◆ **PROBLEM STATEMENT**: Determine the number of lines in the listing below where the string "Aerosol" occurs; answer with the number alone.

◆ **MATERIAL FOR THE TASK**:
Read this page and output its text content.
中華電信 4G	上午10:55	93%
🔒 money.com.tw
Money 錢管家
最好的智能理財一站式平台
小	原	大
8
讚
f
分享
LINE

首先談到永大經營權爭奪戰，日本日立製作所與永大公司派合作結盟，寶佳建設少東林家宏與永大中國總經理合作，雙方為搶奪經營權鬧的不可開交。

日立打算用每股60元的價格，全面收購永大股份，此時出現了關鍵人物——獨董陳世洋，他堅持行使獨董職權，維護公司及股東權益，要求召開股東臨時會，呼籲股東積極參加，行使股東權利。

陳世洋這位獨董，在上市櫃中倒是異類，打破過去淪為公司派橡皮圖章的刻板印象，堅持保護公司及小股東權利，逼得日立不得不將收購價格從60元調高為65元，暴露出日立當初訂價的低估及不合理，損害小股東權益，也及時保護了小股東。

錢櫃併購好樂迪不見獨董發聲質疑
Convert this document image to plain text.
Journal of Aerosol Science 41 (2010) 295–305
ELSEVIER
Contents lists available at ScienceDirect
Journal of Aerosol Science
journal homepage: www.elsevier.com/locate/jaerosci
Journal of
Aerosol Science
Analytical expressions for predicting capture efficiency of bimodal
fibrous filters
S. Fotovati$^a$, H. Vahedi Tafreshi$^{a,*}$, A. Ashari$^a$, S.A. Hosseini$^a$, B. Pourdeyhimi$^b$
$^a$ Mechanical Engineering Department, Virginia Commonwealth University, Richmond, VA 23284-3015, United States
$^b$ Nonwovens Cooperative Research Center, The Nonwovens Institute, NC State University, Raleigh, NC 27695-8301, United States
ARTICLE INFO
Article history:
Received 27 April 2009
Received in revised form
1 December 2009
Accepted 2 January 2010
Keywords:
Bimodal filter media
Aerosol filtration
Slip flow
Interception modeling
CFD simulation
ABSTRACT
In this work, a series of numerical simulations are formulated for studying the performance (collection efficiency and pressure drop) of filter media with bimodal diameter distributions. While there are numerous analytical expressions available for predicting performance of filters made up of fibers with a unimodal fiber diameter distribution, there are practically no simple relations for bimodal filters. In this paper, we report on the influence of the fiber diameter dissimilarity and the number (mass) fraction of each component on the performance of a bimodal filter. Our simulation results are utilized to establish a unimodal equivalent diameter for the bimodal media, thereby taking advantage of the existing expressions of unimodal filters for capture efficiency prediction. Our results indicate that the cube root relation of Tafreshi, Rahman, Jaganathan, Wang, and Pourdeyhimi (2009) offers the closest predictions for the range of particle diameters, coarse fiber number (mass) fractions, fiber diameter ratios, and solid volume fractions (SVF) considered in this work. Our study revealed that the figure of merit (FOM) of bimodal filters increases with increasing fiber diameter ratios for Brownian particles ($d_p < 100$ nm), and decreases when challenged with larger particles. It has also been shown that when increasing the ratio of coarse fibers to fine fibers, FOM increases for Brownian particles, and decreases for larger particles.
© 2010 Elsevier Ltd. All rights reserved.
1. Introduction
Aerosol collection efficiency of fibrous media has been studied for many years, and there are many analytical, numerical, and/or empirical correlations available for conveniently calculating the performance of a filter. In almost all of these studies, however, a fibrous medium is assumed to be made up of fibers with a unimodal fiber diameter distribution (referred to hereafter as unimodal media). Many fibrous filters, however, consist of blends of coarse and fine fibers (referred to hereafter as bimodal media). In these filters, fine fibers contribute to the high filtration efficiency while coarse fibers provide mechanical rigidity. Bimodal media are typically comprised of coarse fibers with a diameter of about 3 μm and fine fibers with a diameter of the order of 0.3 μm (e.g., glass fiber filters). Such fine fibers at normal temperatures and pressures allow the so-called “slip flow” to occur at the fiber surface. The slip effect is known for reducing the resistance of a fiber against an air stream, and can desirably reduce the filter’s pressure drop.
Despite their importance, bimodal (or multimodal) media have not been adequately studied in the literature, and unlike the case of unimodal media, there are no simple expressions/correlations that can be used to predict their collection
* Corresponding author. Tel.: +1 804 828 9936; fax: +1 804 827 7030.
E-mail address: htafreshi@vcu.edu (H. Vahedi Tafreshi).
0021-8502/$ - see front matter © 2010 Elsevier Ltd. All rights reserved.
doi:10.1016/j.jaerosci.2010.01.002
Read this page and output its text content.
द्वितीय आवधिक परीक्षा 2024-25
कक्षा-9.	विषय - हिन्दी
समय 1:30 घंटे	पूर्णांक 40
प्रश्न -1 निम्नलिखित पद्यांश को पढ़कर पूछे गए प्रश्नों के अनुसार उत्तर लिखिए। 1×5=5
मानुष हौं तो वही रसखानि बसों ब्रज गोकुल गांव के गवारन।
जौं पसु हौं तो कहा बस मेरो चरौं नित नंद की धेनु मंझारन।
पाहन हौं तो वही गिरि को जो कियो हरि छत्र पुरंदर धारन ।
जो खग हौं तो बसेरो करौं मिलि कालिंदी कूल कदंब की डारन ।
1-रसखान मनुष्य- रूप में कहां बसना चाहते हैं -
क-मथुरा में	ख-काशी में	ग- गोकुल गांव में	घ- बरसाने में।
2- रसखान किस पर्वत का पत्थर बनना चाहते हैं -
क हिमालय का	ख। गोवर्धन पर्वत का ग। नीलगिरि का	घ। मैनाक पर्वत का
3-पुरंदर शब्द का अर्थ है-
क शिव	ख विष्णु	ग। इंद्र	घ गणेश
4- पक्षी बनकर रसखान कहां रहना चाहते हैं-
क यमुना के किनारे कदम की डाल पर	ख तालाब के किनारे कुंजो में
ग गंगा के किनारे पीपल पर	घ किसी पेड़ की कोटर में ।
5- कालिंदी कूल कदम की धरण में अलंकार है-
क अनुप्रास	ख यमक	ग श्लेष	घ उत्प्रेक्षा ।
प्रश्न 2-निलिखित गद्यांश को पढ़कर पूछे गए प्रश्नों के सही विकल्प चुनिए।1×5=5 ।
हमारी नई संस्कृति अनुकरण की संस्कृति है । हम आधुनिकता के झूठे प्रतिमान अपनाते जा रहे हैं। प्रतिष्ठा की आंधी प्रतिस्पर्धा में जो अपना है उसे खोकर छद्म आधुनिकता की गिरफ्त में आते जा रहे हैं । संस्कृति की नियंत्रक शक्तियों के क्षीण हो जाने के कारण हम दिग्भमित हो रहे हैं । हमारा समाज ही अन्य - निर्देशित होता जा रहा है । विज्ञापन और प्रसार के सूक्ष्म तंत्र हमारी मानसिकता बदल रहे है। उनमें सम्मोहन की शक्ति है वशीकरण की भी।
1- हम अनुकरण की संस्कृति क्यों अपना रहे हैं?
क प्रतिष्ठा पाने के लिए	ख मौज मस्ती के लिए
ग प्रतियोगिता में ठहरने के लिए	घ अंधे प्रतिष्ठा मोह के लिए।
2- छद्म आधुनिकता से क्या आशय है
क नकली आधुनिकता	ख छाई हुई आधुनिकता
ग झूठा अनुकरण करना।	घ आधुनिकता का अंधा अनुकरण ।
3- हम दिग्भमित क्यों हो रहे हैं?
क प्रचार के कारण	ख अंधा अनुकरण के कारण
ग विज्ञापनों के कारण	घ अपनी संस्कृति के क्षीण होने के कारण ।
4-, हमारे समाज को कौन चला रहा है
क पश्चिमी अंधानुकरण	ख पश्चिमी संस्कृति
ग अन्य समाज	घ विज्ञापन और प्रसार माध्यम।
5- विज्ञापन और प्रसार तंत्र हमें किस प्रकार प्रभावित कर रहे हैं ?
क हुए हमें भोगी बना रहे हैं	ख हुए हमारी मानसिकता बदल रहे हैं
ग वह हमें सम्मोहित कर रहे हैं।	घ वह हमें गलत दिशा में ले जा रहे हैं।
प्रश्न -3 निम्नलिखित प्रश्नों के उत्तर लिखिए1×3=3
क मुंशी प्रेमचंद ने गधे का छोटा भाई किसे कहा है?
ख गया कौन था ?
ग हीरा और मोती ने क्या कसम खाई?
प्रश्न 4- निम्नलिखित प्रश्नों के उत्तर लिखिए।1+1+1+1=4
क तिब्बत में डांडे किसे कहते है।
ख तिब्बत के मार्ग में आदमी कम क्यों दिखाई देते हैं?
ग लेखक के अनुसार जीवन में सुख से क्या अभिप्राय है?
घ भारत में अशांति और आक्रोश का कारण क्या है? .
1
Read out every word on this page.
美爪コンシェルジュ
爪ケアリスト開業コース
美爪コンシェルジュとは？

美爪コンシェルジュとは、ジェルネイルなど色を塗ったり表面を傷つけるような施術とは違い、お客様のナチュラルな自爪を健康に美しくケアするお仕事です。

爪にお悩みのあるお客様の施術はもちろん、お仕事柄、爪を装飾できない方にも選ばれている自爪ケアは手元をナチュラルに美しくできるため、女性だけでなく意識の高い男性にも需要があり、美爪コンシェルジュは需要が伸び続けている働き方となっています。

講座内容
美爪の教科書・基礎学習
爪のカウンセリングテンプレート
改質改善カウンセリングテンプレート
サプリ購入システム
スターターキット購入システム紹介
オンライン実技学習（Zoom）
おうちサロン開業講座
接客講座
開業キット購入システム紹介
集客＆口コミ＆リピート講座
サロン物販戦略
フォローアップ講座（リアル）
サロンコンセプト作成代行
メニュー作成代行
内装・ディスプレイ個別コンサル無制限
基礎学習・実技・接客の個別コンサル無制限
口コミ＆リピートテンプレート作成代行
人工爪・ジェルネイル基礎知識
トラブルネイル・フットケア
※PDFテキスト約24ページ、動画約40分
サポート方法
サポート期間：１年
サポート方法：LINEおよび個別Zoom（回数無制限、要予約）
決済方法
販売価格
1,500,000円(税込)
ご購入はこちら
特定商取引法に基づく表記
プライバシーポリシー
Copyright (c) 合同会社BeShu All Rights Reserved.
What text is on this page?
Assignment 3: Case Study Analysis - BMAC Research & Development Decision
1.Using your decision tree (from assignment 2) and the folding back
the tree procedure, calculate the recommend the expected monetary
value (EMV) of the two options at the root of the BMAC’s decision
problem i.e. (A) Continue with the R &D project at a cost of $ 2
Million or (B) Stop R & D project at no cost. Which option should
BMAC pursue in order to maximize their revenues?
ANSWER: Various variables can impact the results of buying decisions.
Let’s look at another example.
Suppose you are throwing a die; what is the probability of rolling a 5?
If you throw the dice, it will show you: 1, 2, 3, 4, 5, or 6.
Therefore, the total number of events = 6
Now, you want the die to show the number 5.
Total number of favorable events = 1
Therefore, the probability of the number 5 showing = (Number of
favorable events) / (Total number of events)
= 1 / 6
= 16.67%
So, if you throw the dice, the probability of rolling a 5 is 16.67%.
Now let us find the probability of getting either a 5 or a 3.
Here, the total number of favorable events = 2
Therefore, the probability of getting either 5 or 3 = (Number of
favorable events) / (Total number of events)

◆ **ANSWER TO THE TASK**: 5